**Instructions for the task**
Copy the entries below line for line, without any changes.
# START OF Material provided
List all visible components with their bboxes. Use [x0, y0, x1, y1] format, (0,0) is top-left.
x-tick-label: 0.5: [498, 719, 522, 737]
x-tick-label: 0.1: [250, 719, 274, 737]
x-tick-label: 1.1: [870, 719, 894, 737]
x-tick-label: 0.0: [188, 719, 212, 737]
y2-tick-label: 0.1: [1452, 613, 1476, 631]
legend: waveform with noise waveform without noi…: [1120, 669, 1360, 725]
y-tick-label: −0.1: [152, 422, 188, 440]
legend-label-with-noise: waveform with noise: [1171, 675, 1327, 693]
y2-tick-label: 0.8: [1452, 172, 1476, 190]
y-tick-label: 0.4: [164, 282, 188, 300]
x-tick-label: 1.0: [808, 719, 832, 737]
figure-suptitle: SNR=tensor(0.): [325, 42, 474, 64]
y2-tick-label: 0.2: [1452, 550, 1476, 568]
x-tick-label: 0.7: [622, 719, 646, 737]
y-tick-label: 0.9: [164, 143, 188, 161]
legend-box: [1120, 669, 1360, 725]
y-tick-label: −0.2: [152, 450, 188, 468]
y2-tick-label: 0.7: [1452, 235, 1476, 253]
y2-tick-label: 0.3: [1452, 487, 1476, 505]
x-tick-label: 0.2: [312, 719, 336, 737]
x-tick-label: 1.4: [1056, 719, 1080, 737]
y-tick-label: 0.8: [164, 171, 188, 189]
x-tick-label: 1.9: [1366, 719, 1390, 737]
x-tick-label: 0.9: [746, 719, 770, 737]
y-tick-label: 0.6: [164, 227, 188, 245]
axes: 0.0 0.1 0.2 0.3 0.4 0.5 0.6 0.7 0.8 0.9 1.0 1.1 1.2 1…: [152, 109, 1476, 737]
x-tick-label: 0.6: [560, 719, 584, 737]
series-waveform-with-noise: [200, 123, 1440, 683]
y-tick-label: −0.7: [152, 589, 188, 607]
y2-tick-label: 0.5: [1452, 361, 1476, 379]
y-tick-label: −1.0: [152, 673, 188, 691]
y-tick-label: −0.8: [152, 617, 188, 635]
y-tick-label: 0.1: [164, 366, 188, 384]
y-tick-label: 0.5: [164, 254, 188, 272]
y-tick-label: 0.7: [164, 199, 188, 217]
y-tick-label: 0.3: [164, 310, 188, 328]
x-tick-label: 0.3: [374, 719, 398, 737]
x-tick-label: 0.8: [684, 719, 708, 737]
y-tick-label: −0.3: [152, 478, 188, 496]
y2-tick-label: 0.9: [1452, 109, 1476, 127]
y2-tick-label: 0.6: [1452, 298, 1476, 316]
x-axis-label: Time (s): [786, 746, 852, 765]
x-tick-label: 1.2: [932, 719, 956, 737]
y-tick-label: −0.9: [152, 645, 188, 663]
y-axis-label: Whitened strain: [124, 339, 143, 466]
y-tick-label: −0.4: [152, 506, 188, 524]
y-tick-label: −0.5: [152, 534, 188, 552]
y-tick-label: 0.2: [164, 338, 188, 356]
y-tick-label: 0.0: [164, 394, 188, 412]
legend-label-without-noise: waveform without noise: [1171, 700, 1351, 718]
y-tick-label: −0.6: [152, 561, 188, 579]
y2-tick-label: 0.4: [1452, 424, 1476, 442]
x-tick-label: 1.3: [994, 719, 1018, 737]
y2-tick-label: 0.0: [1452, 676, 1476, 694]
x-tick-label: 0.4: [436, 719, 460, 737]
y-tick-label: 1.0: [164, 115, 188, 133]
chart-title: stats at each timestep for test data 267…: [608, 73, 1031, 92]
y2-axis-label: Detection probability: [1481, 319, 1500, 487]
# END OF Material provided
**Task answer**
List all visible components with their bboxes. Use [x0, y0, x1, y1] format, (0,0) is top-left.
x-tick-label: 0.5: [498, 719, 522, 737]
x-tick-label: 0.1: [250, 719, 274, 737]
x-tick-label: 1.1: [870, 719, 894, 737]
x-tick-label: 0.0: [188, 719, 212, 737]
y2-tick-label: 0.1: [1452, 613, 1476, 631]
legend: waveform with noise waveform without noi…: [1120, 669, 1360, 725]
y-tick-label: −0.1: [152, 422, 188, 440]
legend-label-with-noise: waveform with noise: [1171, 675, 1327, 693]
y2-tick-label: 0.8: [1452, 172, 1476, 190]
y-tick-label: 0.4: [164, 282, 188, 300]
x-tick-label: 1.0: [808, 719, 832, 737]
figure-suptitle: SNR=tensor(0.): [325, 42, 474, 64]
y2-tick-label: 0.2: [1452, 550, 1476, 568]
x-tick-label: 0.7: [622, 719, 646, 737]
y-tick-label: 0.9: [164, 143, 188, 161]
legend-box: [1120, 669, 1360, 725]
y-tick-label: −0.2: [152, 450, 188, 468]
y2-tick-label: 0.7: [1452, 235, 1476, 253]
y2-tick-label: 0.3: [1452, 487, 1476, 505]
x-tick-label: 0.2: [312, 719, 336, 737]
x-tick-label: 1.4: [1056, 719, 1080, 737]
y-tick-label: 0.8: [164, 171, 188, 189]
x-tick-label: 1.9: [1366, 719, 1390, 737]
x-tick-label: 0.9: [746, 719, 770, 737]
y-tick-label: 0.6: [164, 227, 188, 245]
axes: 0.0 0.1 0.2 0.3 0.4 0.5 0.6 0.7 0.8 0.9 1.0 1.1 1.2 1…: [152, 109, 1476, 737]
x-tick-label: 0.6: [560, 719, 584, 737]
series-waveform-with-noise: [200, 123, 1440, 683]
y-tick-label: −0.7: [152, 589, 188, 607]
y2-tick-label: 0.5: [1452, 361, 1476, 379]
y-tick-label: −1.0: [152, 673, 188, 691]
y-tick-label: −0.8: [152, 617, 188, 635]
y-tick-label: 0.1: [164, 366, 188, 384]
y-tick-label: 0.5: [164, 254, 188, 272]
y-tick-label: 0.7: [164, 199, 188, 217]
y-tick-label: 0.3: [164, 310, 188, 328]
x-tick-label: 0.3: [374, 719, 398, 737]
x-tick-label: 0.8: [684, 719, 708, 737]
y-tick-label: −0.3: [152, 478, 188, 496]
y2-tick-label: 0.9: [1452, 109, 1476, 127]
y2-tick-label: 0.6: [1452, 298, 1476, 316]
x-axis-label: Time (s): [786, 746, 852, 765]
x-tick-label: 1.2: [932, 719, 956, 737]
y-tick-label: −0.9: [152, 645, 188, 663]
y-axis-label: Whitened strain: [124, 339, 143, 466]
y-tick-label: −0.4: [152, 506, 188, 524]
y-tick-label: −0.5: [152, 534, 188, 552]
y-tick-label: 0.2: [164, 338, 188, 356]
y-tick-label: 0.0: [164, 394, 188, 412]
legend-label-without-noise: waveform without noise: [1171, 700, 1351, 718]
y-tick-label: −0.6: [152, 561, 188, 579]
y2-tick-label: 0.4: [1452, 424, 1476, 442]
x-tick-label: 1.3: [994, 719, 1018, 737]
y2-tick-label: 0.0: [1452, 676, 1476, 694]
x-tick-label: 0.4: [436, 719, 460, 737]
y-tick-label: 1.0: [164, 115, 188, 133]
chart-title: stats at each timestep for test data 267…: [608, 73, 1031, 92]
y2-axis-label: Detection probability: [1481, 319, 1500, 487]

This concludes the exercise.